>> Begin

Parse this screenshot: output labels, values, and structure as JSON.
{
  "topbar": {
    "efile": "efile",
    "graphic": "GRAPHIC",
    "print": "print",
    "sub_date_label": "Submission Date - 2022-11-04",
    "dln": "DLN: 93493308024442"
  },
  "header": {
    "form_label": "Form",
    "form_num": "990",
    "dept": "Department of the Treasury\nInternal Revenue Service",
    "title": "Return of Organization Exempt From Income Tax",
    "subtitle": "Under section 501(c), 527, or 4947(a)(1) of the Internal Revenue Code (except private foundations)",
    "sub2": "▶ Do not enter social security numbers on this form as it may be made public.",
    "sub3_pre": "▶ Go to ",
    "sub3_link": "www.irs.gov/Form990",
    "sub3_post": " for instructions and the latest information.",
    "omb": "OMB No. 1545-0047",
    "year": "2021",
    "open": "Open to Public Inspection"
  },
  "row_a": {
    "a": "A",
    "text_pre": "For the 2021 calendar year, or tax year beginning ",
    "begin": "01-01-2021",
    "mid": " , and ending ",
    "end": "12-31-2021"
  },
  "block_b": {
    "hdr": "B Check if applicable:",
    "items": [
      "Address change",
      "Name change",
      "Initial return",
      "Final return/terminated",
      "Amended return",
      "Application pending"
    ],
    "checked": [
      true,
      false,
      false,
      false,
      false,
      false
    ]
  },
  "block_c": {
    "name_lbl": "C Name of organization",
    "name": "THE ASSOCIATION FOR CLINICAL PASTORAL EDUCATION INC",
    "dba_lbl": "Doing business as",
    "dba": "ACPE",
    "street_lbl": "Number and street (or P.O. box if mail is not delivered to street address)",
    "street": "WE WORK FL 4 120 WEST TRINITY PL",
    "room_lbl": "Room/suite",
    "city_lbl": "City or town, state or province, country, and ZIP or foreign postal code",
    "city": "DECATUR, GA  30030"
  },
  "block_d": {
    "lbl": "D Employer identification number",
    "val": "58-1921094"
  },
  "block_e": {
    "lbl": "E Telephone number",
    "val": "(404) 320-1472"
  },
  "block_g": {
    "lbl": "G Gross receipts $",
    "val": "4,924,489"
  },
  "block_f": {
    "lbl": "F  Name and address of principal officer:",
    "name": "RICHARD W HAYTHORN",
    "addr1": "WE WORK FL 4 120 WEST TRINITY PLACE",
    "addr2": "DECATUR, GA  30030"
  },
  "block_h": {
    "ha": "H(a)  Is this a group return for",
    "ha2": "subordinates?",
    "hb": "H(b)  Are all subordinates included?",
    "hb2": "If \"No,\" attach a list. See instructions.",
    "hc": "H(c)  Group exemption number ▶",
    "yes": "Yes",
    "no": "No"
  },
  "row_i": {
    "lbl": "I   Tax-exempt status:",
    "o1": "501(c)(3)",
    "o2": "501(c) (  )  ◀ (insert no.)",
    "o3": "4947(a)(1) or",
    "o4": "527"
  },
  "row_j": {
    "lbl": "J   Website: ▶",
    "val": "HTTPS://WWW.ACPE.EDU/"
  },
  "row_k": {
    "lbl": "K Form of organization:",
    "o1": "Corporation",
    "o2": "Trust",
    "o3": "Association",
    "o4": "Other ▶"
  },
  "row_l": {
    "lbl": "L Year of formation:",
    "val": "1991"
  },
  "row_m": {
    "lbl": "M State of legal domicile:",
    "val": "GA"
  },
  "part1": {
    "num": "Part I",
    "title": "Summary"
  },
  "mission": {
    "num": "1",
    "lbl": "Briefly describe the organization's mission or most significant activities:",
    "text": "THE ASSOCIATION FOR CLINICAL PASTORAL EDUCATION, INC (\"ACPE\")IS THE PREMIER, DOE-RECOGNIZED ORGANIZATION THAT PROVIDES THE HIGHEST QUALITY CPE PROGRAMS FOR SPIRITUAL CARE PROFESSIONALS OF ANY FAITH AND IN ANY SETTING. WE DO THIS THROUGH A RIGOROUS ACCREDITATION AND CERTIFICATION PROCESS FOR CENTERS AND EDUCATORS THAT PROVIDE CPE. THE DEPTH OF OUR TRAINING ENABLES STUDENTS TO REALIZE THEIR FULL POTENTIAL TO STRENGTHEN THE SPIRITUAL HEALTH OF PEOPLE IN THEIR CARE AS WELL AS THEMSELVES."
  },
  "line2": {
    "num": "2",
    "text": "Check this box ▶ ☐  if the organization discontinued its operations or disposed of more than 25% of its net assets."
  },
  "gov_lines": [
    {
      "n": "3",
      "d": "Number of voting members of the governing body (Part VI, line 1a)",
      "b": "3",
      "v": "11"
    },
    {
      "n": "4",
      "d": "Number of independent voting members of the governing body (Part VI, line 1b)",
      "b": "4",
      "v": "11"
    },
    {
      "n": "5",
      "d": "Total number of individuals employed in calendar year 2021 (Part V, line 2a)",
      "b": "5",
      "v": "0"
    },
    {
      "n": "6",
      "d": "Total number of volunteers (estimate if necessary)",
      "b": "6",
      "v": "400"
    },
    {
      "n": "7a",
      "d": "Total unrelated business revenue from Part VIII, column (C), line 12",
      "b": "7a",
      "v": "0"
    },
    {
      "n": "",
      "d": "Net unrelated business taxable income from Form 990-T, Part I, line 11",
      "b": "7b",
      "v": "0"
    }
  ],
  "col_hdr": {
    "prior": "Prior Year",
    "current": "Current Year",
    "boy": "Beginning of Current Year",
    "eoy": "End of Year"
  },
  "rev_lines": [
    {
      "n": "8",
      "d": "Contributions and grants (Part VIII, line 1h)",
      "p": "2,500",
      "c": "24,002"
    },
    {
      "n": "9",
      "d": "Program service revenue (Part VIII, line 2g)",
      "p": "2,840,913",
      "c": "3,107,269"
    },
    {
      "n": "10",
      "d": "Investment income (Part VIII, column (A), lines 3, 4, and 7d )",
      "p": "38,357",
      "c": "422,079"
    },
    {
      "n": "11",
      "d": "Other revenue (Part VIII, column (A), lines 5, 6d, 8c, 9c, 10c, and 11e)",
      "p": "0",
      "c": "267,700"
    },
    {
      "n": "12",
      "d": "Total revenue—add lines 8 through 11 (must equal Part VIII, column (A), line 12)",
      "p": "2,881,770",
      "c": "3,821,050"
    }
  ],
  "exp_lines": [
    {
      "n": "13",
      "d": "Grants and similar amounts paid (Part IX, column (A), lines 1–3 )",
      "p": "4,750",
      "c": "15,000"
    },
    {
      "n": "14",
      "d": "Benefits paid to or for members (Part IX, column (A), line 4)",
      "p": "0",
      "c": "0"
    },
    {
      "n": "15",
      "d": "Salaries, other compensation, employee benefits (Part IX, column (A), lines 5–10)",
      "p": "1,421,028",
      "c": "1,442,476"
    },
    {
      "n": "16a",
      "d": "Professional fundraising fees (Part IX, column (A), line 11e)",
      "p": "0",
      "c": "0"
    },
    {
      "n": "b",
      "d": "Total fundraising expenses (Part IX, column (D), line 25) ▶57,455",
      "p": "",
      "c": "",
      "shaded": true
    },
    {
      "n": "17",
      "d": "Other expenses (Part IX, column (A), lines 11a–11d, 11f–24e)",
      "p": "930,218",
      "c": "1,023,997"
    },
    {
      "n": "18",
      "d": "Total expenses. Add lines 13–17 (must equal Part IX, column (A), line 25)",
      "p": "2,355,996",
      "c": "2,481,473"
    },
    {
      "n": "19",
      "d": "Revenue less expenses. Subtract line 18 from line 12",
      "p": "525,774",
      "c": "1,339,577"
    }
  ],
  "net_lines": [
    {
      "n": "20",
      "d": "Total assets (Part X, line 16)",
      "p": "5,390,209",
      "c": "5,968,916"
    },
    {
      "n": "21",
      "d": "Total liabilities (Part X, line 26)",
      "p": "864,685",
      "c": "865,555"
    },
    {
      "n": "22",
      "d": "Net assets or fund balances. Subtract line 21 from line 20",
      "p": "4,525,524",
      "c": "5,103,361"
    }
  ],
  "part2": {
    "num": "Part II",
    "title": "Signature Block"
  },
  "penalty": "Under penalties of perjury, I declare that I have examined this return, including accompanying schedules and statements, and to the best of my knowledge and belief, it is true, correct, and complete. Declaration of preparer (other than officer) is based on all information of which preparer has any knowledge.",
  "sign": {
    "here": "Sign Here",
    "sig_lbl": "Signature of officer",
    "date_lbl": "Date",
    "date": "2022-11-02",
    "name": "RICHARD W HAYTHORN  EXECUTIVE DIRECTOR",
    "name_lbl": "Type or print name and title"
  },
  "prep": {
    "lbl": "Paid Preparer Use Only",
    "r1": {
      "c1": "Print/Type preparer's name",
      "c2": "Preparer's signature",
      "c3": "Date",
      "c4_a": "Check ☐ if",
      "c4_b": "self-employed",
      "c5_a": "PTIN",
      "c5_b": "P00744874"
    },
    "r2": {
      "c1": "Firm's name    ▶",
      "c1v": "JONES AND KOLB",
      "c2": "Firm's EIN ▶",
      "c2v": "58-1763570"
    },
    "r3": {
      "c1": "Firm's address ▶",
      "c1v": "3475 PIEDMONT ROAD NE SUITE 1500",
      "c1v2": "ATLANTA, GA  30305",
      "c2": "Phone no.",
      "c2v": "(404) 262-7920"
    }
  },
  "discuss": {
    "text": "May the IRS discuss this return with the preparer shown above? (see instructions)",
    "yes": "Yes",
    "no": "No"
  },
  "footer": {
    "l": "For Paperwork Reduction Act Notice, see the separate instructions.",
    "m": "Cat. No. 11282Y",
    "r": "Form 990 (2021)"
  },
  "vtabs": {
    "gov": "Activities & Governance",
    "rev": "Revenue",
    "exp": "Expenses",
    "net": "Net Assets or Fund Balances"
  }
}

>> End

**Objective**
Show the lines of the material that contain the word "Total".

**Task response**
      "d": "Total number of individuals employed in calendar year 2021 (Part V, line 2a)",
      "d": "Total number of volunteers (estimate if necessary)",
      "d": "Total unrelated business revenue from Part VIII, column (C), line 12",
      "d": "Total revenue—add lines 8 through 11 (must equal Part VIII, column (A), line 12)",
      "d": "Total fundraising expenses (Part IX, column (D), line 25) ▶57,455",
      "d": "Total expenses. Add lines 13–17 (must equal Part IX, column (A), line 25)",
      "d": "Total assets (Part X, line 16)",
      "d": "Total liabilities (Part X, line 26)",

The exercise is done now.